What you have to do: Reproduce every item below verbatim, with no changes.

───── Material provided ─────

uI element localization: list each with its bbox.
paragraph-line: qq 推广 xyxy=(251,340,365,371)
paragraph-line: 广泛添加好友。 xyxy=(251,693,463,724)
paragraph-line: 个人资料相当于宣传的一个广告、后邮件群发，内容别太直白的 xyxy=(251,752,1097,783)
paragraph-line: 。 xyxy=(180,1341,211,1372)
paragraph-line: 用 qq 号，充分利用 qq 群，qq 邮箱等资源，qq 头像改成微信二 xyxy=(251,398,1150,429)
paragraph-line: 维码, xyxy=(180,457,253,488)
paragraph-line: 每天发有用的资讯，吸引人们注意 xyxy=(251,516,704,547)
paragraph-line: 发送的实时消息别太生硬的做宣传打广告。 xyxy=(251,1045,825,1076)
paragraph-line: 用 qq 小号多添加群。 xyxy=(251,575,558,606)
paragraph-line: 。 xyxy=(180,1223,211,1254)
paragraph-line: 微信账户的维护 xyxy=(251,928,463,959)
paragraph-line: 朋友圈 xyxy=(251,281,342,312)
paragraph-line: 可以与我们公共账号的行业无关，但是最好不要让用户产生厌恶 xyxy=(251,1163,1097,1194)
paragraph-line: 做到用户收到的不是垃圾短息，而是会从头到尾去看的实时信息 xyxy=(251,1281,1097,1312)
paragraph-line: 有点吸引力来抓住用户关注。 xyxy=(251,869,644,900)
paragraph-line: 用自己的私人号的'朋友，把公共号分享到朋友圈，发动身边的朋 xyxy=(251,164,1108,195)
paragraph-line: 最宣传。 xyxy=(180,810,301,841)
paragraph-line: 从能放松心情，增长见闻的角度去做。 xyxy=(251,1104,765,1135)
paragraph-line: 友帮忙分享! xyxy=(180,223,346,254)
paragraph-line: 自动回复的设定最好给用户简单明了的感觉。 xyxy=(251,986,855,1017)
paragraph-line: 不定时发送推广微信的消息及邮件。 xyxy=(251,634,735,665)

─────

Answer to this problem:
uI element localization: list each with its bbox.
paragraph-line: qq 推广 xyxy=(251,340,365,371)
paragraph-line: 广泛添加好友。 xyxy=(251,693,463,724)
paragraph-line: 个人资料相当于宣传的一个广告、后邮件群发，内容别太直白的 xyxy=(251,752,1097,783)
paragraph-line: 。 xyxy=(180,1341,211,1372)
paragraph-line: 用 qq 号，充分利用 qq 群，qq 邮箱等资源，qq 头像改成微信二 xyxy=(251,398,1150,429)
paragraph-line: 维码, xyxy=(180,457,253,488)
paragraph-line: 每天发有用的资讯，吸引人们注意 xyxy=(251,516,704,547)
paragraph-line: 发送的实时消息别太生硬的做宣传打广告。 xyxy=(251,1045,825,1076)
paragraph-line: 用 qq 小号多添加群。 xyxy=(251,575,558,606)
paragraph-line: 。 xyxy=(180,1223,211,1254)
paragraph-line: 微信账户的维护 xyxy=(251,928,463,959)
paragraph-line: 朋友圈 xyxy=(251,281,342,312)
paragraph-line: 可以与我们公共账号的行业无关，但是最好不要让用户产生厌恶 xyxy=(251,1163,1097,1194)
paragraph-line: 做到用户收到的不是垃圾短息，而是会从头到尾去看的实时信息 xyxy=(251,1281,1097,1312)
paragraph-line: 有点吸引力来抓住用户关注。 xyxy=(251,869,644,900)
paragraph-line: 用自己的私人号的'朋友，把公共号分享到朋友圈，发动身边的朋 xyxy=(251,164,1108,195)
paragraph-line: 最宣传。 xyxy=(180,810,301,841)
paragraph-line: 从能放松心情，增长见闻的角度去做。 xyxy=(251,1104,765,1135)
paragraph-line: 友帮忙分享! xyxy=(180,223,346,254)
paragraph-line: 自动回复的设定最好给用户简单明了的感觉。 xyxy=(251,986,855,1017)
paragraph-line: 不定时发送推广微信的消息及邮件。 xyxy=(251,634,735,665)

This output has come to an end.